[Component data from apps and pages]
= = = = = = =
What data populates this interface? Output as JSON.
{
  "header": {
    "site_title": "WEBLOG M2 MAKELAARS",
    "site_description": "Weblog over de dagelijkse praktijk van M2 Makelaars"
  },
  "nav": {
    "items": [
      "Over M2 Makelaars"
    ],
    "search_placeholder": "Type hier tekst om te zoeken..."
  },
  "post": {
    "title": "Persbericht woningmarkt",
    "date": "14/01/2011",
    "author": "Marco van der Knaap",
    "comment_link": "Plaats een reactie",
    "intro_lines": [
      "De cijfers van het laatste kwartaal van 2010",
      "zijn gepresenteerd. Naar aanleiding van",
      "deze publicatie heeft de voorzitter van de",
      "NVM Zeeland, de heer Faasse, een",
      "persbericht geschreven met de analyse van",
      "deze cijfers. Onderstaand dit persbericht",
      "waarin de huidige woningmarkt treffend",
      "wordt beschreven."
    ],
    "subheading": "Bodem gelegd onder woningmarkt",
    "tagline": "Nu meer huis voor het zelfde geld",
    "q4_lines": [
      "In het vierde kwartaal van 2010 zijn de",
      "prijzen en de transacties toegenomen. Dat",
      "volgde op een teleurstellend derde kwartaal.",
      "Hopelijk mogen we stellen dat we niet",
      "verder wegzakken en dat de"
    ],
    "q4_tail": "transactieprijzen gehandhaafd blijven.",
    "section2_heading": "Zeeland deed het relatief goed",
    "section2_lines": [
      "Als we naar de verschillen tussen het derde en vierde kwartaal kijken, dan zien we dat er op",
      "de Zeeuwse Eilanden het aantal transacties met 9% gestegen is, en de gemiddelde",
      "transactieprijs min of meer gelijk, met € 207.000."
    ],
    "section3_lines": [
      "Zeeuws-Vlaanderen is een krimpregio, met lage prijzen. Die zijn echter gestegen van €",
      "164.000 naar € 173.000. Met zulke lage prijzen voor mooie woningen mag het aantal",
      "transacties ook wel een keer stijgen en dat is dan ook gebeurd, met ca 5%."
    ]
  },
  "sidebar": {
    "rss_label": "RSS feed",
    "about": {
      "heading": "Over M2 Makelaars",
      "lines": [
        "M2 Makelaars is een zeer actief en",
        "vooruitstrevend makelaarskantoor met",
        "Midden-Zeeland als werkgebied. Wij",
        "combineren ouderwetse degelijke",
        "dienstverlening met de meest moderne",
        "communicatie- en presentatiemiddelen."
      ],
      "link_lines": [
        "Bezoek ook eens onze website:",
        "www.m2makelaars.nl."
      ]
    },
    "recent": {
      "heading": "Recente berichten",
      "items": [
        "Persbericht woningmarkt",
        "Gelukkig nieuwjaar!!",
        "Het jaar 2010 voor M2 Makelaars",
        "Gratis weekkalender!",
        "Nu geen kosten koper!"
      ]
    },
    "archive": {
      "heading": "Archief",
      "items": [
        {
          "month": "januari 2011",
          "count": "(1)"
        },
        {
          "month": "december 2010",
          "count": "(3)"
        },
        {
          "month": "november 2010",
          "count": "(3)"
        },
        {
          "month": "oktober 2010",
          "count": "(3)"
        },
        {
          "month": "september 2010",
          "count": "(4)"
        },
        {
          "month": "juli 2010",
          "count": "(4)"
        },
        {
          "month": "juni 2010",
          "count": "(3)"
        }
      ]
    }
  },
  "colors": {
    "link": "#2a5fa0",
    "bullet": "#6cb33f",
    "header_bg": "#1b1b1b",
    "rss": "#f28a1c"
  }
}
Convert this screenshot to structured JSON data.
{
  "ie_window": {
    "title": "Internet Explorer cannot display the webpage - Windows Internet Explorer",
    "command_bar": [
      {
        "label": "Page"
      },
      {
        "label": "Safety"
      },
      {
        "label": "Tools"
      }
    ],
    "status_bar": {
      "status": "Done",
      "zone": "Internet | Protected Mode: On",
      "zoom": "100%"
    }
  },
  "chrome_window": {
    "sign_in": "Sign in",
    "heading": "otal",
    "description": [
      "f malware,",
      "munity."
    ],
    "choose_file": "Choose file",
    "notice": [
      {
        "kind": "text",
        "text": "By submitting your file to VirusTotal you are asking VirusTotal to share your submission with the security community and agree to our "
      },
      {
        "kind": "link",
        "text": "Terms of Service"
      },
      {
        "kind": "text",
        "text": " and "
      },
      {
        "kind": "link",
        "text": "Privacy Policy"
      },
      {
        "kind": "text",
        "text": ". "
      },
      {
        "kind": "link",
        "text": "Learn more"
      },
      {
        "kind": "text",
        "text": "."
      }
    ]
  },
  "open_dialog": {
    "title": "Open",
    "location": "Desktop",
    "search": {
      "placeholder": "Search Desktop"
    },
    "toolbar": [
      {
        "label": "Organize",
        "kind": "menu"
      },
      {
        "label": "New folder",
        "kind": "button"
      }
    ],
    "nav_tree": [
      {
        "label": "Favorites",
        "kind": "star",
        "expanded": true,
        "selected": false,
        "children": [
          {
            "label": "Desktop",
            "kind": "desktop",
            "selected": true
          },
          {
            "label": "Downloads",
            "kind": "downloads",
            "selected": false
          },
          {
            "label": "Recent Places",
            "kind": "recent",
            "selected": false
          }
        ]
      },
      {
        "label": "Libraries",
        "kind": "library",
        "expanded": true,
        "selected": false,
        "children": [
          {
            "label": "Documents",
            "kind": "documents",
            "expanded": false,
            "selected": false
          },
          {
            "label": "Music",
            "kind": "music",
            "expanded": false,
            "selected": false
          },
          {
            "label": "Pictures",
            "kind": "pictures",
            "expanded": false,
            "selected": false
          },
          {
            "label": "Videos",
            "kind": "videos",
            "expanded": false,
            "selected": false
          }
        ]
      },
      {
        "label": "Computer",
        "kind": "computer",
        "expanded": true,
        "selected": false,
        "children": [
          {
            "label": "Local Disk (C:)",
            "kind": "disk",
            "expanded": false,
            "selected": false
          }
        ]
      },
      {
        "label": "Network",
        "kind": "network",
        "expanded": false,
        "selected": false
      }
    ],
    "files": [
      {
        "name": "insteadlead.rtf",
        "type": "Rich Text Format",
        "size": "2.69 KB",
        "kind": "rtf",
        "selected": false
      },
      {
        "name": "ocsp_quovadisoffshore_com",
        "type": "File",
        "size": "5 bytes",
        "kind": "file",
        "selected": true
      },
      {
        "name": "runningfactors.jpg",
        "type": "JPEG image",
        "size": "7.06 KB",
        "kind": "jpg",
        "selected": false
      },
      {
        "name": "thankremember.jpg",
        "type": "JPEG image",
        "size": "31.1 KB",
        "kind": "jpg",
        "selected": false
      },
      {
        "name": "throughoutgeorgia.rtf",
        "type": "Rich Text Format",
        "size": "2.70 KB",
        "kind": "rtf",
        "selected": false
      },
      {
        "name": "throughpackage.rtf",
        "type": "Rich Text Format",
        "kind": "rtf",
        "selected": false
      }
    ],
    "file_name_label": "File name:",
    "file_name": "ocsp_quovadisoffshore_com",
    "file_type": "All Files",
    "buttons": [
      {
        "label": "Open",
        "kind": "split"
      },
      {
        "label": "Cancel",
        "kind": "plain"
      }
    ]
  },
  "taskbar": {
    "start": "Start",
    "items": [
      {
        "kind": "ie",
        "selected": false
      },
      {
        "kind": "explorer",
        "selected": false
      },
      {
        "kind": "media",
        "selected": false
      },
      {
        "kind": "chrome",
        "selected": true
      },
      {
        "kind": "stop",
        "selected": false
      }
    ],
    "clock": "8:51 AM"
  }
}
= = = = = = =
Task to complete |
Every record above has to appear again, word for word.

Written answer |
What data populates this interface? Output as JSON.
{
  "header": {
    "site_title": "WEBLOG M2 MAKELAARS",
    "site_description": "Weblog over de dagelijkse praktijk van M2 Makelaars"
  },
  "nav": {
    "items": [
      "Over M2 Makelaars"
    ],
    "search_placeholder": "Type hier tekst om te zoeken..."
  },
  "post": {
    "title": "Persbericht woningmarkt",
    "date": "14/01/2011",
    "author": "Marco van der Knaap",
    "comment_link": "Plaats een reactie",
    "intro_lines": [
      "De cijfers van het laatste kwartaal van 2010",
      "zijn gepresenteerd. Naar aanleiding van",
      "deze publicatie heeft de voorzitter van de",
      "NVM Zeeland, de heer Faasse, een",
      "persbericht geschreven met de analyse van",
      "deze cijfers. Onderstaand dit persbericht",
      "waarin de huidige woningmarkt treffend",
      "wordt beschreven."
    ],
    "subheading": "Bodem gelegd onder woningmarkt",
    "tagline": "Nu meer huis voor het zelfde geld",
    "q4_lines": [
      "In het vierde kwartaal van 2010 zijn de",
      "prijzen en de transacties toegenomen. Dat",
      "volgde op een teleurstellend derde kwartaal.",
      "Hopelijk mogen we stellen dat we niet",
      "verder wegzakken en dat de"
    ],
    "q4_tail": "transactieprijzen gehandhaafd blijven.",
    "section2_heading": "Zeeland deed het relatief goed",
    "section2_lines": [
      "Als we naar de verschillen tussen het derde en vierde kwartaal kijken, dan zien we dat er op",
      "de Zeeuwse Eilanden het aantal transacties met 9% gestegen is, en de gemiddelde",
      "transactieprijs min of meer gelijk, met € 207.000."
    ],
    "section3_lines": [
      "Zeeuws-Vlaanderen is een krimpregio, met lage prijzen. Die zijn echter gestegen van €",
      "164.000 naar € 173.000. Met zulke lage prijzen voor mooie woningen mag het aantal",
      "transacties ook wel een keer stijgen en dat is dan ook gebeurd, met ca 5%."
    ]
  },
  "sidebar": {
    "rss_label": "RSS feed",
    "about": {
      "heading": "Over M2 Makelaars",
      "lines": [
        "M2 Makelaars is een zeer actief en",
        "vooruitstrevend makelaarskantoor met",
        "Midden-Zeeland als werkgebied. Wij",
        "combineren ouderwetse degelijke",
        "dienstverlening met de meest moderne",
        "communicatie- en presentatiemiddelen."
      ],
      "link_lines": [
        "Bezoek ook eens onze website:",
        "www.m2makelaars.nl."
      ]
    },
    "recent": {
      "heading": "Recente berichten",
      "items": [
        "Persbericht woningmarkt",
        "Gelukkig nieuwjaar!!",
        "Het jaar 2010 voor M2 Makelaars",
        "Gratis weekkalender!",
        "Nu geen kosten koper!"
      ]
    },
    "archive": {
      "heading": "Archief",
      "items": [
        {
          "month": "januari 2011",
          "count": "(1)"
        },
        {
          "month": "december 2010",
          "count": "(3)"
        },
        {
          "month": "november 2010",
          "count": "(3)"
        },
        {
          "month": "oktober 2010",
          "count": "(3)"
        },
        {
          "month": "september 2010",
          "count": "(4)"
        },
        {
          "month": "juli 2010",
          "count": "(4)"
        },
        {
          "month": "juni 2010",
          "count": "(3)"
        }
      ]
    }
  },
  "colors": {
    "link": "#2a5fa0",
    "bullet": "#6cb33f",
    "header_bg": "#1b1b1b",
    "rss": "#f28a1c"
  }
}
Convert this screenshot to structured JSON data.
{
  "ie_window": {
    "title": "Internet Explorer cannot display the webpage - Windows Internet Explorer",
    "command_bar": [
      {
        "label": "Page"
      },
      {
        "label": "Safety"
      },
      {
        "label": "Tools"
      }
    ],
    "status_bar": {
      "status": "Done",
      "zone": "Internet | Protected Mode: On",
      "zoom": "100%"
    }
  },
  "chrome_window": {
    "sign_in": "Sign in",
    "heading": "otal",
    "description": [
      "f malware,",
      "munity."
    ],
    "choose_file": "Choose file",
    "notice": [
      {
        "kind": "text",
        "text": "By submitting your file to VirusTotal you are asking VirusTotal to share your submission with the security community and agree to our "
      },
      {
        "kind": "link",
        "text": "Terms of Service"
      },
      {
        "kind": "text",
        "text": " and "
      },
      {
        "kind": "link",
        "text": "Privacy Policy"
      },
      {
        "kind": "text",
        "text": ". "
      },
      {
        "kind": "link",
        "text": "Learn more"
      },
      {
        "kind": "text",
        "text": "."
      }
    ]
  },
  "open_dialog": {
    "title": "Open",
    "location": "Desktop",
    "search": {
      "placeholder": "Search Desktop"
    },
    "toolbar": [
      {
        "label": "Organize",
        "kind": "menu"
      },
      {
        "label": "New folder",
        "kind": "button"
      }
    ],
    "nav_tree": [
      {
        "label": "Favorites",
        "kind": "star",
        "expanded": true,
        "selected": false,
        "children": [
          {
            "label": "Desktop",
            "kind": "desktop",
            "selected": true
          },
          {
            "label": "Downloads",
            "kind": "downloads",
            "selected": false
          },
          {
            "label": "Recent Places",
            "kind": "recent",
            "selected": false
          }
        ]
      },
      {
        "label": "Libraries",
        "kind": "library",
        "expanded": true,
        "selected": false,
        "children": [
          {
            "label": "Documents",
            "kind": "documents",
            "expanded": false,
            "selected": false
          },
          {
            "label": "Music",
            "kind": "music",
            "expanded": false,
            "selected": false
          },
          {
            "label": "Pictures",
            "kind": "pictures",
            "expanded": false,
            "selected": false
          },
          {
            "label": "Videos",
            "kind": "videos",
            "expanded": false,
            "selected": false
          }
        ]
      },
      {
        "label": "Computer",
        "kind": "computer",
        "expanded": true,
        "selected": false,
        "children": [
          {
            "label": "Local Disk (C:)",
            "kind": "disk",
            "expanded": false,
            "selected": false
          }
        ]
      },
      {
        "label": "Network",
        "kind": "network",
        "expanded": false,
        "selected": false
      }
    ],
    "files": [
      {
        "name": "insteadlead.rtf",
        "type": "Rich Text Format",
        "size": "2.69 KB",
        "kind": "rtf",
        "selected": false
      },
      {
        "name": "ocsp_quovadisoffshore_com",
        "type": "File",
        "size": "5 bytes",
        "kind": "file",
        "selected": true
      },
      {
        "name": "runningfactors.jpg",
        "type": "JPEG image",
        "size": "7.06 KB",
        "kind": "jpg",
        "selected": false
      },
      {
        "name": "thankremember.jpg",
        "type": "JPEG image",
        "size": "31.1 KB",
        "kind": "jpg",
        "selected": false
      },
      {
        "name": "throughoutgeorgia.rtf",
        "type": "Rich Text Format",
        "size": "2.70 KB",
        "kind": "rtf",
        "selected": false
      },
      {
        "name": "throughpackage.rtf",
        "type": "Rich Text Format",
        "kind": "rtf",
        "selected": false
      }
    ],
    "file_name_label": "File name:",
    "file_name": "ocsp_quovadisoffshore_com",
    "file_type": "All Files",
    "buttons": [
      {
        "label": "Open",
        "kind": "split"
      },
      {
        "label": "Cancel",
        "kind": "plain"
      }
    ]
  },
  "taskbar": {
    "start": "Start",
    "items": [
      {
        "kind": "ie",
        "selected": false
      },
      {
        "kind": "explorer",
        "selected": false
      },
      {
        "kind": "media",
        "selected": false
      },
      {
        "kind": "chrome",
        "selected": true
      },
      {
        "kind": "stop",
        "selected": false
      }
    ],
    "clock": "8:51 AM"
  }
}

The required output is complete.